** GIVEN DATA **
>>>>>

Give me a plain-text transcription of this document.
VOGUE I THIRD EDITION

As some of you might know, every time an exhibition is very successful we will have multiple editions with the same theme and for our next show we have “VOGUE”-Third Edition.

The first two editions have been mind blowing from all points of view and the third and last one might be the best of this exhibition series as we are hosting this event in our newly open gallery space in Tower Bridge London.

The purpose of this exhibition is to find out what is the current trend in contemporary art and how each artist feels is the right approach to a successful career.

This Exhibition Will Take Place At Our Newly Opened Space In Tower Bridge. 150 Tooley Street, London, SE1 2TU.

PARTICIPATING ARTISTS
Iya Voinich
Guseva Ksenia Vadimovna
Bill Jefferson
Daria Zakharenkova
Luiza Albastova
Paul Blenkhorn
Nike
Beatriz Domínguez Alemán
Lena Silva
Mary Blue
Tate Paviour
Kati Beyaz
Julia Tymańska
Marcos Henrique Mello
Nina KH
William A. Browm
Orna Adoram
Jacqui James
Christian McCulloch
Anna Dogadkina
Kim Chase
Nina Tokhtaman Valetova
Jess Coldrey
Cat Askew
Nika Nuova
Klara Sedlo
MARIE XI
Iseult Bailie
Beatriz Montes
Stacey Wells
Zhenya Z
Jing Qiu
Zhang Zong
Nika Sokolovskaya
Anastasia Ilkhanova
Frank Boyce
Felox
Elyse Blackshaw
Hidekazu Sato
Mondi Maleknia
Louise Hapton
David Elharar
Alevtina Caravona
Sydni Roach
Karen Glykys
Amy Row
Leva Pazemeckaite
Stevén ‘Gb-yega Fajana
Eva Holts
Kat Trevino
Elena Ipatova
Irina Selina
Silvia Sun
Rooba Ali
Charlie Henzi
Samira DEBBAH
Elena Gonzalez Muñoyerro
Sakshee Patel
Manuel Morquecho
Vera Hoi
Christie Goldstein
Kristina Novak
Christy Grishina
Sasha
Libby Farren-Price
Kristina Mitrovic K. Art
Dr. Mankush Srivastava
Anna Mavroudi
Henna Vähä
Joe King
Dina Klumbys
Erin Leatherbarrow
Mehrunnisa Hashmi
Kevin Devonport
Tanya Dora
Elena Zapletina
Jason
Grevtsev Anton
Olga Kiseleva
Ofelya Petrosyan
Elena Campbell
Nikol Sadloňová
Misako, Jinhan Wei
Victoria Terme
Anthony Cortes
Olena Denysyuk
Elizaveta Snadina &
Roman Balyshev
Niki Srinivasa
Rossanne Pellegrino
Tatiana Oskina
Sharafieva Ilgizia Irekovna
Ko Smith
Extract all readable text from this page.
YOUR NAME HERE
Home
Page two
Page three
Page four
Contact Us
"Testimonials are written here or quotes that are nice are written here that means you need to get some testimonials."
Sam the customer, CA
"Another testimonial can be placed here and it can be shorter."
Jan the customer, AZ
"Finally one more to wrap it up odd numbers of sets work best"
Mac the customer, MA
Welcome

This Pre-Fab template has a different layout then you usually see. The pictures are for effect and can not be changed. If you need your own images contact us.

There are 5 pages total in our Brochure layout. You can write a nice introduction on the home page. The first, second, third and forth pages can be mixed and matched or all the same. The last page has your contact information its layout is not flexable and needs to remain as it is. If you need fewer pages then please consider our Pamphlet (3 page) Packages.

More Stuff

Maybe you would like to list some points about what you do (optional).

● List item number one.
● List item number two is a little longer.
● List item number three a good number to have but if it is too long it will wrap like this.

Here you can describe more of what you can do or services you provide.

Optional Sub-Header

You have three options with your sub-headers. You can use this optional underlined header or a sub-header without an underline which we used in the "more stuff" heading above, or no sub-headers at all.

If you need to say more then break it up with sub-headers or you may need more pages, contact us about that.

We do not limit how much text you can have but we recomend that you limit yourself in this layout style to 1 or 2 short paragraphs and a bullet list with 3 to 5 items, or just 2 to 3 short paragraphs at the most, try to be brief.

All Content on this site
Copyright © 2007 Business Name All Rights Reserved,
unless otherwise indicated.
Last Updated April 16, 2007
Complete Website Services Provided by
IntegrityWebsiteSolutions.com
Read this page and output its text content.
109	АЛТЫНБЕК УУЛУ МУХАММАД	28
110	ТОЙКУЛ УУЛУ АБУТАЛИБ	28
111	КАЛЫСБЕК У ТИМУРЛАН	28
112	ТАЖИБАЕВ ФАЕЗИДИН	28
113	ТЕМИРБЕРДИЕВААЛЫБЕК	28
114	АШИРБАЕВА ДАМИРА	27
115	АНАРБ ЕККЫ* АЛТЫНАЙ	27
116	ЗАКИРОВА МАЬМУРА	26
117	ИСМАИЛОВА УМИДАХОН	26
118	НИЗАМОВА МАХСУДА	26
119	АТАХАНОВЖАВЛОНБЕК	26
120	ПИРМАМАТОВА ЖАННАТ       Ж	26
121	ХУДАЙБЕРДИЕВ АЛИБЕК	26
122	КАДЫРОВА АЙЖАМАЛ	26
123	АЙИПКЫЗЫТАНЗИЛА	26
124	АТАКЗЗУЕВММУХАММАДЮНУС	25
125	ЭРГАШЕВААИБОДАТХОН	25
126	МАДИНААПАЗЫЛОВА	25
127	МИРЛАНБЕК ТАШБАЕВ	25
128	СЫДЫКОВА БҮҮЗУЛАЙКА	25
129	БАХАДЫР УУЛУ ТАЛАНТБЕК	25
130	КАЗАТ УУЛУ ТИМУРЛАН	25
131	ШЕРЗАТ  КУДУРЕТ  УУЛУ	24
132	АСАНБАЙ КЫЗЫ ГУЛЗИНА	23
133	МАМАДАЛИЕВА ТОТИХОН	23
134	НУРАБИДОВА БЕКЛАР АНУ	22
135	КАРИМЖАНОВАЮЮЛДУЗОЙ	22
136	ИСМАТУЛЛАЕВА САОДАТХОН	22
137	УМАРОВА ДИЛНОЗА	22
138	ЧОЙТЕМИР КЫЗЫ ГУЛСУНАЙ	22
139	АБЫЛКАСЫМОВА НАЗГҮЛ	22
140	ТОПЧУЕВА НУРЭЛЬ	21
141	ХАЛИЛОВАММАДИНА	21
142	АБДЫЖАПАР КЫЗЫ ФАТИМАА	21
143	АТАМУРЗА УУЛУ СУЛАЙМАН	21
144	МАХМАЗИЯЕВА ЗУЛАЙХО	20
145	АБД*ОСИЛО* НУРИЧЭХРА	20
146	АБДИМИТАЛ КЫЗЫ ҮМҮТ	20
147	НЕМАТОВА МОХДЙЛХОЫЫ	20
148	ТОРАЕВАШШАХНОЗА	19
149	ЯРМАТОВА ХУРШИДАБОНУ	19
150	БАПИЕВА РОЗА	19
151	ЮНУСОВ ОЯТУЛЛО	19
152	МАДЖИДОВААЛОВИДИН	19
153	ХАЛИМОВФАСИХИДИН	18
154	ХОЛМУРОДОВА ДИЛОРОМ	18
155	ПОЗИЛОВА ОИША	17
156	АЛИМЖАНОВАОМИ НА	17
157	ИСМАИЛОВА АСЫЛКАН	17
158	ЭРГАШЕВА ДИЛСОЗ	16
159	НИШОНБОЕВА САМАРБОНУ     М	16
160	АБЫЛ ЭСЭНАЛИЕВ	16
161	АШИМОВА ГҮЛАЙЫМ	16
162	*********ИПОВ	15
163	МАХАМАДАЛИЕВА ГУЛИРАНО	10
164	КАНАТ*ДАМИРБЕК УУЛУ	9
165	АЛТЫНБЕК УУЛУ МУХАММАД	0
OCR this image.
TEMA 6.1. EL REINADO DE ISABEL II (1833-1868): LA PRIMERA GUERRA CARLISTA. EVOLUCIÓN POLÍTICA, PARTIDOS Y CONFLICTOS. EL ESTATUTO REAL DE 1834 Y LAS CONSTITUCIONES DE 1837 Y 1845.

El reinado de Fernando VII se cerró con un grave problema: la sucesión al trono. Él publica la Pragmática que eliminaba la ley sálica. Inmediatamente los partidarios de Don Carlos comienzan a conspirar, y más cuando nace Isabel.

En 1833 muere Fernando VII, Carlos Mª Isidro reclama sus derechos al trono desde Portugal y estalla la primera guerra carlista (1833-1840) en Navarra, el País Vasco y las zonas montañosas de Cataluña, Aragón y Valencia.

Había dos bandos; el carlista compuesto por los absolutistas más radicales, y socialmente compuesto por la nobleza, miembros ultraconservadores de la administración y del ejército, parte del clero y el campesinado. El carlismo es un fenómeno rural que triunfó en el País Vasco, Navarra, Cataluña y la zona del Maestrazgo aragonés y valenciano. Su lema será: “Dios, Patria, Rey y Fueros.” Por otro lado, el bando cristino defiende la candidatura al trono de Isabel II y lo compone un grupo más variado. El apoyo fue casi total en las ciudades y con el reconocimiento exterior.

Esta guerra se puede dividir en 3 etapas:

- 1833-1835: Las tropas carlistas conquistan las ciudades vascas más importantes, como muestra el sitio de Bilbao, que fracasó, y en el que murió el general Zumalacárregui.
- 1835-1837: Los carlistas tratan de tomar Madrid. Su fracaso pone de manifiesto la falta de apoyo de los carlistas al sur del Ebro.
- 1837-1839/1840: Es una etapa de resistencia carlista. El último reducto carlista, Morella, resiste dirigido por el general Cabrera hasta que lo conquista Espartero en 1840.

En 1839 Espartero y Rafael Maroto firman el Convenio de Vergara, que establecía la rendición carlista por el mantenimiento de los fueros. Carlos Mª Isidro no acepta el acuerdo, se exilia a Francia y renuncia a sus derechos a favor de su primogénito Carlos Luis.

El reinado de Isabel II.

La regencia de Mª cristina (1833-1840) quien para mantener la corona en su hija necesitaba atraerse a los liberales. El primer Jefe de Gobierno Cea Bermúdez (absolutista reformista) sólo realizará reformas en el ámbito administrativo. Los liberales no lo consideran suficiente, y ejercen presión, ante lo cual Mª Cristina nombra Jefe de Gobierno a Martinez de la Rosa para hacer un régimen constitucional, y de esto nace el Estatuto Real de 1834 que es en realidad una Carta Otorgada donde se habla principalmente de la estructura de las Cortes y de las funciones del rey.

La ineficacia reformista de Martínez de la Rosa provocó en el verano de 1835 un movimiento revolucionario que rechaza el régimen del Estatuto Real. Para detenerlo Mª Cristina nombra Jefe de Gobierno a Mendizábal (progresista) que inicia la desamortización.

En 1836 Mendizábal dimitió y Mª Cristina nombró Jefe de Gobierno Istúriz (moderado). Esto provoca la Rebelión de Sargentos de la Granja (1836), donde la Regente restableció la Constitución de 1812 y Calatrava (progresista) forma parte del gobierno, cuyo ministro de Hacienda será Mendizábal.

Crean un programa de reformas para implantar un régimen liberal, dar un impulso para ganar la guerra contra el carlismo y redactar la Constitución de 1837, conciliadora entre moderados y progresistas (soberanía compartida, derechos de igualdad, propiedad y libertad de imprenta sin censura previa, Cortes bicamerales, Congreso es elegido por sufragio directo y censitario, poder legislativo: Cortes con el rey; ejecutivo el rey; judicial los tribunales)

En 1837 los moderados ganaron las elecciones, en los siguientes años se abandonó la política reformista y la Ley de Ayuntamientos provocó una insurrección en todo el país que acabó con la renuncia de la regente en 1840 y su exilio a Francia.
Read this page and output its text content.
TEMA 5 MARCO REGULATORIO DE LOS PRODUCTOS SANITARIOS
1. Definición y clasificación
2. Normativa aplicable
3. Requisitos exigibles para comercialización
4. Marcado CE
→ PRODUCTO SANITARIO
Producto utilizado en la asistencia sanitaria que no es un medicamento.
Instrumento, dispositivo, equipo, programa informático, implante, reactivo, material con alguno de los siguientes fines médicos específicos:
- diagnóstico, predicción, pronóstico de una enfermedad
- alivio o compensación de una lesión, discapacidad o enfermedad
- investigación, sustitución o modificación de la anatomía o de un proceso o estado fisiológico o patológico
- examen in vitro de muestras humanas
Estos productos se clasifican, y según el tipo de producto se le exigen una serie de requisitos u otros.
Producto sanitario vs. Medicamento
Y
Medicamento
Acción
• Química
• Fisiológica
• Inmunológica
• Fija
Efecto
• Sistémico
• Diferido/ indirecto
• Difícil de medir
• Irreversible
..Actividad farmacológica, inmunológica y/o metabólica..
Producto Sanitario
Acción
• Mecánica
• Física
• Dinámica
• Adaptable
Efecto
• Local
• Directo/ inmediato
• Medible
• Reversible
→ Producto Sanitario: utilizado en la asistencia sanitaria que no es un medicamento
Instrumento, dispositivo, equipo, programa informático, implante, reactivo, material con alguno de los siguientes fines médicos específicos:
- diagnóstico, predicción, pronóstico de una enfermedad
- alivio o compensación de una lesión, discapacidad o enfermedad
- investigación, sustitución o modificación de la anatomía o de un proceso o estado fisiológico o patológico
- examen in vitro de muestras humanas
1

<<<<<

Identify the lines in the entries above that contain "será", then copy them out.

** ANSWER TO THIS EXERCISE **
Había dos bandos; el carlista compuesto por los absolutistas más radicales, y socialmente compuesto por la nobleza, miembros ultraconservadores de la administración y del ejército, parte del clero y el campesinado. El carlismo es un fenómeno rural que triunfó en el País Vasco, Navarra, Cataluña y la zona del Maestrazgo aragonés y valenciano. Su lema será: “Dios, Patria, Rey y Fueros.” Por otro lado, el bando cristino defiende la candidatura al trono de Isabel II y lo compone un grupo más variado. El apoyo fue casi total en las ciudades y con el reconocimiento exterior.
En 1836 Mendizábal dimitió y Mª Cristina nombró Jefe de Gobierno Istúriz (moderado). Esto provoca la Rebelión de Sargentos de la Granja (1836), donde la Regente restableció la Constitución de 1812 y Calatrava (progresista) forma parte del gobierno, cuyo ministro de Hacienda será Mendizábal.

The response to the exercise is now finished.